Instruction: Extract each record and reproduce it exactly.

Records for the exercise:
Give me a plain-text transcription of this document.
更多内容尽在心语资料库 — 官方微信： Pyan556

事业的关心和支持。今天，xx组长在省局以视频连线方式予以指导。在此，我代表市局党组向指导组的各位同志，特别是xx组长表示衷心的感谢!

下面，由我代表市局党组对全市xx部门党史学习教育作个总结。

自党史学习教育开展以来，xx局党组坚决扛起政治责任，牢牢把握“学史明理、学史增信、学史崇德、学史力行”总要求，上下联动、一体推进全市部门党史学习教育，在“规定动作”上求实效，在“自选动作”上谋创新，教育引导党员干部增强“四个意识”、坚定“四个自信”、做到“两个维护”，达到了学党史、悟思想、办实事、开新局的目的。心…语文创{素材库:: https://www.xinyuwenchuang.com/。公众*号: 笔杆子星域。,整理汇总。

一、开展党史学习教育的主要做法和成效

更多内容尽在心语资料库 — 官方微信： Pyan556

Exercise result:
Give me a plain-text transcription of this document.
更多内容尽在心语资料库 — 官方微信： Pyan556

事业的关心和支持。今天，xx组长在省局以视频连线方式予以指导。在此，我代表市局党组向指导组的各位同志，特别是xx组长表示衷心的感谢!

下面，由我代表市局党组对全市xx部门党史学习教育作个总结。

自党史学习教育开展以来，xx局党组坚决扛起政治责任，牢牢把握“学史明理、学史增信、学史崇德、学史力行”总要求，上下联动、一体推进全市部门党史学习教育，在“规定动作”上求实效，在“自选动作”上谋创新，教育引导党员干部增强“四个意识”、坚定“四个自信”、做到“两个维护”，达到了学党史、悟思想、办实事、开新局的目的。心…语文创{素材库:: https://www.xinyuwenchuang.com/。公众*号: 笔杆子星域。,整理汇总。

一、开展党史学习教育的主要做法和成效

更多内容尽在心语资料库 — 官方微信： Pyan556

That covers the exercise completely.